--- Entries provided ---

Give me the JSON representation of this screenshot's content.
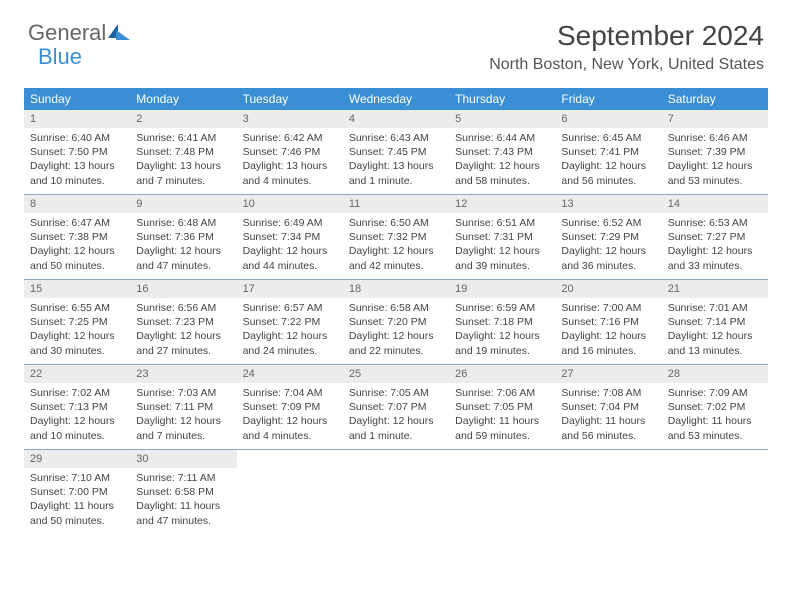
{
  "logo": {
    "part1": "General",
    "part2": "Blue"
  },
  "title": "September 2024",
  "location": "North Boston, New York, United States",
  "colors": {
    "header_bar": "#3a8fd4",
    "daynum_bg": "#ececec",
    "week_border": "#8fa8bd",
    "text": "#444444",
    "logo_grey": "#666666",
    "logo_blue": "#3a8fd4"
  },
  "dow": [
    "Sunday",
    "Monday",
    "Tuesday",
    "Wednesday",
    "Thursday",
    "Friday",
    "Saturday"
  ],
  "days": [
    {
      "n": "1",
      "sr": "Sunrise: 6:40 AM",
      "ss": "Sunset: 7:50 PM",
      "dl1": "Daylight: 13 hours",
      "dl2": "and 10 minutes."
    },
    {
      "n": "2",
      "sr": "Sunrise: 6:41 AM",
      "ss": "Sunset: 7:48 PM",
      "dl1": "Daylight: 13 hours",
      "dl2": "and 7 minutes."
    },
    {
      "n": "3",
      "sr": "Sunrise: 6:42 AM",
      "ss": "Sunset: 7:46 PM",
      "dl1": "Daylight: 13 hours",
      "dl2": "and 4 minutes."
    },
    {
      "n": "4",
      "sr": "Sunrise: 6:43 AM",
      "ss": "Sunset: 7:45 PM",
      "dl1": "Daylight: 13 hours",
      "dl2": "and 1 minute."
    },
    {
      "n": "5",
      "sr": "Sunrise: 6:44 AM",
      "ss": "Sunset: 7:43 PM",
      "dl1": "Daylight: 12 hours",
      "dl2": "and 58 minutes."
    },
    {
      "n": "6",
      "sr": "Sunrise: 6:45 AM",
      "ss": "Sunset: 7:41 PM",
      "dl1": "Daylight: 12 hours",
      "dl2": "and 56 minutes."
    },
    {
      "n": "7",
      "sr": "Sunrise: 6:46 AM",
      "ss": "Sunset: 7:39 PM",
      "dl1": "Daylight: 12 hours",
      "dl2": "and 53 minutes."
    },
    {
      "n": "8",
      "sr": "Sunrise: 6:47 AM",
      "ss": "Sunset: 7:38 PM",
      "dl1": "Daylight: 12 hours",
      "dl2": "and 50 minutes."
    },
    {
      "n": "9",
      "sr": "Sunrise: 6:48 AM",
      "ss": "Sunset: 7:36 PM",
      "dl1": "Daylight: 12 hours",
      "dl2": "and 47 minutes."
    },
    {
      "n": "10",
      "sr": "Sunrise: 6:49 AM",
      "ss": "Sunset: 7:34 PM",
      "dl1": "Daylight: 12 hours",
      "dl2": "and 44 minutes."
    },
    {
      "n": "11",
      "sr": "Sunrise: 6:50 AM",
      "ss": "Sunset: 7:32 PM",
      "dl1": "Daylight: 12 hours",
      "dl2": "and 42 minutes."
    },
    {
      "n": "12",
      "sr": "Sunrise: 6:51 AM",
      "ss": "Sunset: 7:31 PM",
      "dl1": "Daylight: 12 hours",
      "dl2": "and 39 minutes."
    },
    {
      "n": "13",
      "sr": "Sunrise: 6:52 AM",
      "ss": "Sunset: 7:29 PM",
      "dl1": "Daylight: 12 hours",
      "dl2": "and 36 minutes."
    },
    {
      "n": "14",
      "sr": "Sunrise: 6:53 AM",
      "ss": "Sunset: 7:27 PM",
      "dl1": "Daylight: 12 hours",
      "dl2": "and 33 minutes."
    },
    {
      "n": "15",
      "sr": "Sunrise: 6:55 AM",
      "ss": "Sunset: 7:25 PM",
      "dl1": "Daylight: 12 hours",
      "dl2": "and 30 minutes."
    },
    {
      "n": "16",
      "sr": "Sunrise: 6:56 AM",
      "ss": "Sunset: 7:23 PM",
      "dl1": "Daylight: 12 hours",
      "dl2": "and 27 minutes."
    },
    {
      "n": "17",
      "sr": "Sunrise: 6:57 AM",
      "ss": "Sunset: 7:22 PM",
      "dl1": "Daylight: 12 hours",
      "dl2": "and 24 minutes."
    },
    {
      "n": "18",
      "sr": "Sunrise: 6:58 AM",
      "ss": "Sunset: 7:20 PM",
      "dl1": "Daylight: 12 hours",
      "dl2": "and 22 minutes."
    },
    {
      "n": "19",
      "sr": "Sunrise: 6:59 AM",
      "ss": "Sunset: 7:18 PM",
      "dl1": "Daylight: 12 hours",
      "dl2": "and 19 minutes."
    },
    {
      "n": "20",
      "sr": "Sunrise: 7:00 AM",
      "ss": "Sunset: 7:16 PM",
      "dl1": "Daylight: 12 hours",
      "dl2": "and 16 minutes."
    },
    {
      "n": "21",
      "sr": "Sunrise: 7:01 AM",
      "ss": "Sunset: 7:14 PM",
      "dl1": "Daylight: 12 hours",
      "dl2": "and 13 minutes."
    },
    {
      "n": "22",
      "sr": "Sunrise: 7:02 AM",
      "ss": "Sunset: 7:13 PM",
      "dl1": "Daylight: 12 hours",
      "dl2": "and 10 minutes."
    },
    {
      "n": "23",
      "sr": "Sunrise: 7:03 AM",
      "ss": "Sunset: 7:11 PM",
      "dl1": "Daylight: 12 hours",
      "dl2": "and 7 minutes."
    },
    {
      "n": "24",
      "sr": "Sunrise: 7:04 AM",
      "ss": "Sunset: 7:09 PM",
      "dl1": "Daylight: 12 hours",
      "dl2": "and 4 minutes."
    },
    {
      "n": "25",
      "sr": "Sunrise: 7:05 AM",
      "ss": "Sunset: 7:07 PM",
      "dl1": "Daylight: 12 hours",
      "dl2": "and 1 minute."
    },
    {
      "n": "26",
      "sr": "Sunrise: 7:06 AM",
      "ss": "Sunset: 7:05 PM",
      "dl1": "Daylight: 11 hours",
      "dl2": "and 59 minutes."
    },
    {
      "n": "27",
      "sr": "Sunrise: 7:08 AM",
      "ss": "Sunset: 7:04 PM",
      "dl1": "Daylight: 11 hours",
      "dl2": "and 56 minutes."
    },
    {
      "n": "28",
      "sr": "Sunrise: 7:09 AM",
      "ss": "Sunset: 7:02 PM",
      "dl1": "Daylight: 11 hours",
      "dl2": "and 53 minutes."
    },
    {
      "n": "29",
      "sr": "Sunrise: 7:10 AM",
      "ss": "Sunset: 7:00 PM",
      "dl1": "Daylight: 11 hours",
      "dl2": "and 50 minutes."
    },
    {
      "n": "30",
      "sr": "Sunrise: 7:11 AM",
      "ss": "Sunset: 6:58 PM",
      "dl1": "Daylight: 11 hours",
      "dl2": "and 47 minutes."
    }
  ]
}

---

Exclude the pictures. Write out the remaining data exactly.

> [Exercise output]:
Give me the JSON representation of this screenshot's content.
{
  "logo": {
    "part1": "General",
    "part2": "Blue"
  },
  "title": "September 2024",
  "location": "North Boston, New York, United States",
  "colors": {
    "header_bar": "#3a8fd4",
    "daynum_bg": "#ececec",
    "week_border": "#8fa8bd",
    "text": "#444444",
    "logo_grey": "#666666",
    "logo_blue": "#3a8fd4"
  },
  "dow": [
    "Sunday",
    "Monday",
    "Tuesday",
    "Wednesday",
    "Thursday",
    "Friday",
    "Saturday"
  ],
  "days": [
    {
      "n": "1",
      "sr": "Sunrise: 6:40 AM",
      "ss": "Sunset: 7:50 PM",
      "dl1": "Daylight: 13 hours",
      "dl2": "and 10 minutes."
    },
    {
      "n": "2",
      "sr": "Sunrise: 6:41 AM",
      "ss": "Sunset: 7:48 PM",
      "dl1": "Daylight: 13 hours",
      "dl2": "and 7 minutes."
    },
    {
      "n": "3",
      "sr": "Sunrise: 6:42 AM",
      "ss": "Sunset: 7:46 PM",
      "dl1": "Daylight: 13 hours",
      "dl2": "and 4 minutes."
    },
    {
      "n": "4",
      "sr": "Sunrise: 6:43 AM",
      "ss": "Sunset: 7:45 PM",
      "dl1": "Daylight: 13 hours",
      "dl2": "and 1 minute."
    },
    {
      "n": "5",
      "sr": "Sunrise: 6:44 AM",
      "ss": "Sunset: 7:43 PM",
      "dl1": "Daylight: 12 hours",
      "dl2": "and 58 minutes."
    },
    {
      "n": "6",
      "sr": "Sunrise: 6:45 AM",
      "ss": "Sunset: 7:41 PM",
      "dl1": "Daylight: 12 hours",
      "dl2": "and 56 minutes."
    },
    {
      "n": "7",
      "sr": "Sunrise: 6:46 AM",
      "ss": "Sunset: 7:39 PM",
      "dl1": "Daylight: 12 hours",
      "dl2": "and 53 minutes."
    },
    {
      "n": "8",
      "sr": "Sunrise: 6:47 AM",
      "ss": "Sunset: 7:38 PM",
      "dl1": "Daylight: 12 hours",
      "dl2": "and 50 minutes."
    },
    {
      "n": "9",
      "sr": "Sunrise: 6:48 AM",
      "ss": "Sunset: 7:36 PM",
      "dl1": "Daylight: 12 hours",
      "dl2": "and 47 minutes."
    },
    {
      "n": "10",
      "sr": "Sunrise: 6:49 AM",
      "ss": "Sunset: 7:34 PM",
      "dl1": "Daylight: 12 hours",
      "dl2": "and 44 minutes."
    },
    {
      "n": "11",
      "sr": "Sunrise: 6:50 AM",
      "ss": "Sunset: 7:32 PM",
      "dl1": "Daylight: 12 hours",
      "dl2": "and 42 minutes."
    },
    {
      "n": "12",
      "sr": "Sunrise: 6:51 AM",
      "ss": "Sunset: 7:31 PM",
      "dl1": "Daylight: 12 hours",
      "dl2": "and 39 minutes."
    },
    {
      "n": "13",
      "sr": "Sunrise: 6:52 AM",
      "ss": "Sunset: 7:29 PM",
      "dl1": "Daylight: 12 hours",
      "dl2": "and 36 minutes."
    },
    {
      "n": "14",
      "sr": "Sunrise: 6:53 AM",
      "ss": "Sunset: 7:27 PM",
      "dl1": "Daylight: 12 hours",
      "dl2": "and 33 minutes."
    },
    {
      "n": "15",
      "sr": "Sunrise: 6:55 AM",
      "ss": "Sunset: 7:25 PM",
      "dl1": "Daylight: 12 hours",
      "dl2": "and 30 minutes."
    },
    {
      "n": "16",
      "sr": "Sunrise: 6:56 AM",
      "ss": "Sunset: 7:23 PM",
      "dl1": "Daylight: 12 hours",
      "dl2": "and 27 minutes."
    },
    {
      "n": "17",
      "sr": "Sunrise: 6:57 AM",
      "ss": "Sunset: 7:22 PM",
      "dl1": "Daylight: 12 hours",
      "dl2": "and 24 minutes."
    },
    {
      "n": "18",
      "sr": "Sunrise: 6:58 AM",
      "ss": "Sunset: 7:20 PM",
      "dl1": "Daylight: 12 hours",
      "dl2": "and 22 minutes."
    },
    {
      "n": "19",
      "sr": "Sunrise: 6:59 AM",
      "ss": "Sunset: 7:18 PM",
      "dl1": "Daylight: 12 hours",
      "dl2": "and 19 minutes."
    },
    {
      "n": "20",
      "sr": "Sunrise: 7:00 AM",
      "ss": "Sunset: 7:16 PM",
      "dl1": "Daylight: 12 hours",
      "dl2": "and 16 minutes."
    },
    {
      "n": "21",
      "sr": "Sunrise: 7:01 AM",
      "ss": "Sunset: 7:14 PM",
      "dl1": "Daylight: 12 hours",
      "dl2": "and 13 minutes."
    },
    {
      "n": "22",
      "sr": "Sunrise: 7:02 AM",
      "ss": "Sunset: 7:13 PM",
      "dl1": "Daylight: 12 hours",
      "dl2": "and 10 minutes."
    },
    {
      "n": "23",
      "sr": "Sunrise: 7:03 AM",
      "ss": "Sunset: 7:11 PM",
      "dl1": "Daylight: 12 hours",
      "dl2": "and 7 minutes."
    },
    {
      "n": "24",
      "sr": "Sunrise: 7:04 AM",
      "ss": "Sunset: 7:09 PM",
      "dl1": "Daylight: 12 hours",
      "dl2": "and 4 minutes."
    },
    {
      "n": "25",
      "sr": "Sunrise: 7:05 AM",
      "ss": "Sunset: 7:07 PM",
      "dl1": "Daylight: 12 hours",
      "dl2": "and 1 minute."
    },
    {
      "n": "26",
      "sr": "Sunrise: 7:06 AM",
      "ss": "Sunset: 7:05 PM",
      "dl1": "Daylight: 11 hours",
      "dl2": "and 59 minutes."
    },
    {
      "n": "27",
      "sr": "Sunrise: 7:08 AM",
      "ss": "Sunset: 7:04 PM",
      "dl1": "Daylight: 11 hours",
      "dl2": "and 56 minutes."
    },
    {
      "n": "28",
      "sr": "Sunrise: 7:09 AM",
      "ss": "Sunset: 7:02 PM",
      "dl1": "Daylight: 11 hours",
      "dl2": "and 53 minutes."
    },
    {
      "n": "29",
      "sr": "Sunrise: 7:10 AM",
      "ss": "Sunset: 7:00 PM",
      "dl1": "Daylight: 11 hours",
      "dl2": "and 50 minutes."
    },
    {
      "n": "30",
      "sr": "Sunrise: 7:11 AM",
      "ss": "Sunset: 6:58 PM",
      "dl1": "Daylight: 11 hours",
      "dl2": "and 47 minutes."
    }
  ]
}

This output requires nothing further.